## Problem statement
Look below. Copy each line that has "content" in it.

—————

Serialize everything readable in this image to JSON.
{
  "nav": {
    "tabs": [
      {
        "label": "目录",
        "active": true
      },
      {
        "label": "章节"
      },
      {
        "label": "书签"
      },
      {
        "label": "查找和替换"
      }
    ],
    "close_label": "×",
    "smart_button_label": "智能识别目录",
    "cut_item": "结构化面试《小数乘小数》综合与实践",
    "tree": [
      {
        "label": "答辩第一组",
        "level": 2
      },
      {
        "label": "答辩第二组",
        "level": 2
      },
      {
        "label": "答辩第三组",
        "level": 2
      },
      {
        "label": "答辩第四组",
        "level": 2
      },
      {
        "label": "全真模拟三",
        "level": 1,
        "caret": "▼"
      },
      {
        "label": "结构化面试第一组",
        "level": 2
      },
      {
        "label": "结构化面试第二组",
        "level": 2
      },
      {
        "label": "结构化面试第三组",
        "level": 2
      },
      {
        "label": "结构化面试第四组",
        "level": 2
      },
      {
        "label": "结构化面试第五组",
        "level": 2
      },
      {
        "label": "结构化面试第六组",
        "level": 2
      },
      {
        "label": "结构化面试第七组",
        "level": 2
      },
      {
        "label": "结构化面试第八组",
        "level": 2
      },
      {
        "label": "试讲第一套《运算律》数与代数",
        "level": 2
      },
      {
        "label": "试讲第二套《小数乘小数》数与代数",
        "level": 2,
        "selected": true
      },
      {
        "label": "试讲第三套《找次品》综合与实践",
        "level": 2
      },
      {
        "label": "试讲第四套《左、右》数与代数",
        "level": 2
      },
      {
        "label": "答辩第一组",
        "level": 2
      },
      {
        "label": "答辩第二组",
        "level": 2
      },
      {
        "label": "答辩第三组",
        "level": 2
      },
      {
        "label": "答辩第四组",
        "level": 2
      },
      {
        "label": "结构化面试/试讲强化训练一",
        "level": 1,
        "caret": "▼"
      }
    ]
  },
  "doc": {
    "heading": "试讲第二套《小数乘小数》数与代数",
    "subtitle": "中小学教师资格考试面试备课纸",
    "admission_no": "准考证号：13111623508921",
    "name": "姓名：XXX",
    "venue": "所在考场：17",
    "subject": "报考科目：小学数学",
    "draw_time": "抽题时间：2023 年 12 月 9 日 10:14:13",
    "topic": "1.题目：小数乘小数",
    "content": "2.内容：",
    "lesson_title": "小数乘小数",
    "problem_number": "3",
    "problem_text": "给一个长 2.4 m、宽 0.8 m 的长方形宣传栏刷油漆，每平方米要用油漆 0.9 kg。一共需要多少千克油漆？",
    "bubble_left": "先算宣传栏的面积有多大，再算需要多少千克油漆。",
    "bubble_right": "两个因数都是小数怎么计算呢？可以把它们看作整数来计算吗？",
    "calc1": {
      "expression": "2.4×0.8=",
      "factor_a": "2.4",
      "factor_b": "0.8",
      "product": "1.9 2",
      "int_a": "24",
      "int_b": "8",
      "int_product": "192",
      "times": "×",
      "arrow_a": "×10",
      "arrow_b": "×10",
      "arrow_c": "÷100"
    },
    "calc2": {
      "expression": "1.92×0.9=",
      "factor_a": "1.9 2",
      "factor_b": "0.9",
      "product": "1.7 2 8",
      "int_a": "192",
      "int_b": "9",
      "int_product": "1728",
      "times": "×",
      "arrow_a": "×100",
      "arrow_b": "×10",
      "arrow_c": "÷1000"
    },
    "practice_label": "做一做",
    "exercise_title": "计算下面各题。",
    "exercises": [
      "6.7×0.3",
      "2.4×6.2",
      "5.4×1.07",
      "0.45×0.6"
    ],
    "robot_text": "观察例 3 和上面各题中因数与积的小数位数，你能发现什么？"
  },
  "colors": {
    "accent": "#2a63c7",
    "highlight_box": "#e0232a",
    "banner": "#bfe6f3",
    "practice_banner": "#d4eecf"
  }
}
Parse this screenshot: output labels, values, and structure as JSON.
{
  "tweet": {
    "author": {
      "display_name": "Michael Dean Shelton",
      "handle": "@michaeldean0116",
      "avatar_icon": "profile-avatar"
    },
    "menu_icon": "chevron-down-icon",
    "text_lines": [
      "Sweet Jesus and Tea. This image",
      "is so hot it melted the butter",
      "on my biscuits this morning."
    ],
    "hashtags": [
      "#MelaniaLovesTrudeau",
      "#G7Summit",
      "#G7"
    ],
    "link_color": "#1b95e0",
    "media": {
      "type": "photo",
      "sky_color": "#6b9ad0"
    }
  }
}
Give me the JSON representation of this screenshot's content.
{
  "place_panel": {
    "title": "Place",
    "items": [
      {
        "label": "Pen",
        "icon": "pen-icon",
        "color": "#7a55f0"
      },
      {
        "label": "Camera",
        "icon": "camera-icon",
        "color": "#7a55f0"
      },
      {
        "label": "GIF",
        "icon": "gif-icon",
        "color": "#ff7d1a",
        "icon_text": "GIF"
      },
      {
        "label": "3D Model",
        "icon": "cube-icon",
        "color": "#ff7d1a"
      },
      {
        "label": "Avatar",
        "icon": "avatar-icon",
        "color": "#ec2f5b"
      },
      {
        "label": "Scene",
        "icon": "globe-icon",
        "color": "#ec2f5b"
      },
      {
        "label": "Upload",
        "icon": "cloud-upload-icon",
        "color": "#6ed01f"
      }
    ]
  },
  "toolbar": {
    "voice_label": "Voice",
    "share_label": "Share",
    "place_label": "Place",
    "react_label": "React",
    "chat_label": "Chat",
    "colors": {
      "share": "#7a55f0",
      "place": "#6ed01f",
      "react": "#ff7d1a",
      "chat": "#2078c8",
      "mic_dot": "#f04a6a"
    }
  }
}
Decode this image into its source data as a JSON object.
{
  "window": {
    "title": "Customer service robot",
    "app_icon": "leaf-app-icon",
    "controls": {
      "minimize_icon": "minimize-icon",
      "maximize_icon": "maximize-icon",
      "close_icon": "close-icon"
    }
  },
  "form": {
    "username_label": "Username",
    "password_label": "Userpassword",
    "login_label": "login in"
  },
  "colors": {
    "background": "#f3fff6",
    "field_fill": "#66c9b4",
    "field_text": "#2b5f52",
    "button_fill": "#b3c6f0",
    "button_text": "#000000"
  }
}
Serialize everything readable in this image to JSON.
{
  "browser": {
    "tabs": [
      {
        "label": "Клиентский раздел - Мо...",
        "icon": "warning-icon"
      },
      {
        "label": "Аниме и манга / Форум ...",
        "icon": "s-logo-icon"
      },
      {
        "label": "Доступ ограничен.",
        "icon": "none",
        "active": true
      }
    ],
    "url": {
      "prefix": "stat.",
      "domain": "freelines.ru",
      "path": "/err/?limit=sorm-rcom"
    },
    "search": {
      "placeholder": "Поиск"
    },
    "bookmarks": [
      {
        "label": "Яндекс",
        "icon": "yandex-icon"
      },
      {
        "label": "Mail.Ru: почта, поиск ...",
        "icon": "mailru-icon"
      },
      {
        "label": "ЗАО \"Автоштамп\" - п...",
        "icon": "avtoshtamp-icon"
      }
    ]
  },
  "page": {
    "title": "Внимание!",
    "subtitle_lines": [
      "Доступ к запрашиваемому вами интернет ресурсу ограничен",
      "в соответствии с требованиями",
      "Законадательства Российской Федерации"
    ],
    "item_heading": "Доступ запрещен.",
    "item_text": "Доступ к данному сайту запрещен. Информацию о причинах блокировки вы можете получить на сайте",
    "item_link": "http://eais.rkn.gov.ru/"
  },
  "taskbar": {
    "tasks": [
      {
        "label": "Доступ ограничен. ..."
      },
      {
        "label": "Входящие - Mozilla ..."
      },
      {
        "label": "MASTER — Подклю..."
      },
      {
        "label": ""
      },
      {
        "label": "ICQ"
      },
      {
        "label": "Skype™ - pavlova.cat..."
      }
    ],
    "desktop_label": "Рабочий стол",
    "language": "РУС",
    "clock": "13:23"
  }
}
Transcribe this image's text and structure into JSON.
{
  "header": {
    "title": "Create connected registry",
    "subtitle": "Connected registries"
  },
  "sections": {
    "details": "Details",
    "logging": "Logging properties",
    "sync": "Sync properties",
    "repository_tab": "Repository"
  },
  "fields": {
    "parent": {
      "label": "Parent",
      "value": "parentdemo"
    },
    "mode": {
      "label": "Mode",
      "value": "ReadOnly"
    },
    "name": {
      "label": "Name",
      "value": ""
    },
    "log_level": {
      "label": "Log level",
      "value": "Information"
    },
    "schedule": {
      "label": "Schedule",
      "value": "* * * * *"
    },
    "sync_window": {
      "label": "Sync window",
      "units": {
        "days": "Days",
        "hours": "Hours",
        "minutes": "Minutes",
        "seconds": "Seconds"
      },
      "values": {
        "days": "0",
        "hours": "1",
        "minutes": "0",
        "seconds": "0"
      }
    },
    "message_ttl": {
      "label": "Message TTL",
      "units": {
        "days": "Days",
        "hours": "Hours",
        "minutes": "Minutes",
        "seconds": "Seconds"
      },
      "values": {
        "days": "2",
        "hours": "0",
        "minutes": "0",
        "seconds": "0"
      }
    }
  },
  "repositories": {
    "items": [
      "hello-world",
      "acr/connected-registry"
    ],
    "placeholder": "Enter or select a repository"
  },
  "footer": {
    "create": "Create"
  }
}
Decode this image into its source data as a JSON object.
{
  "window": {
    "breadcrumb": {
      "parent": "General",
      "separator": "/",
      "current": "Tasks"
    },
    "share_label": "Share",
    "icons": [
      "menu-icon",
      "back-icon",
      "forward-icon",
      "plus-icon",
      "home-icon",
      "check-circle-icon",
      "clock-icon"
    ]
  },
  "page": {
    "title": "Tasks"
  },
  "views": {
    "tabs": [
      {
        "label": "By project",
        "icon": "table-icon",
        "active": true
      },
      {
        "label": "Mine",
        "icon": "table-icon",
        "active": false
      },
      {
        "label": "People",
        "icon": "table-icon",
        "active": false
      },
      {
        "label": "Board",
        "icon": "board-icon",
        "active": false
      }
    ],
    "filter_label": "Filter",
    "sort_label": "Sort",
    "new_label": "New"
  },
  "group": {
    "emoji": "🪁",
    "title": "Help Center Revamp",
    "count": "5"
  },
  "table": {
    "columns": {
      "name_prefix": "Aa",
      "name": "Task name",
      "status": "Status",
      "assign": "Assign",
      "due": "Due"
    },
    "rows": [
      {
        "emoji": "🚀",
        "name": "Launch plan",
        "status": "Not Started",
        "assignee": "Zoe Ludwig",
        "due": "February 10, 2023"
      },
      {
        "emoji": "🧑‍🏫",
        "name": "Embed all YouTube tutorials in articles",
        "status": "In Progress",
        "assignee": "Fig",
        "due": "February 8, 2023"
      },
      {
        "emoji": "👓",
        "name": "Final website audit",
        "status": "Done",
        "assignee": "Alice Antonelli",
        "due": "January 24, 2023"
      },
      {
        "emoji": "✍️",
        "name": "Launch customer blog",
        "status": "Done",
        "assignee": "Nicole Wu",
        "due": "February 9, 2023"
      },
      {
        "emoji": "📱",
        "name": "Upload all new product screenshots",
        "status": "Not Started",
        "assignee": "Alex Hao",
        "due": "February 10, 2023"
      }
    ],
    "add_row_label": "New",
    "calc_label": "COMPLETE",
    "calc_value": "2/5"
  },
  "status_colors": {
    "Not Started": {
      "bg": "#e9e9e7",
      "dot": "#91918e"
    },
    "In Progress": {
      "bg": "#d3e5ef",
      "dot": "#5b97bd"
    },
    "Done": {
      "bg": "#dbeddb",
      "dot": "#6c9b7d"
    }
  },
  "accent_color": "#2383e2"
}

—————

## Worked answer
    "content": "2.内容：",
Give me the JSON representation of this screenshot's content.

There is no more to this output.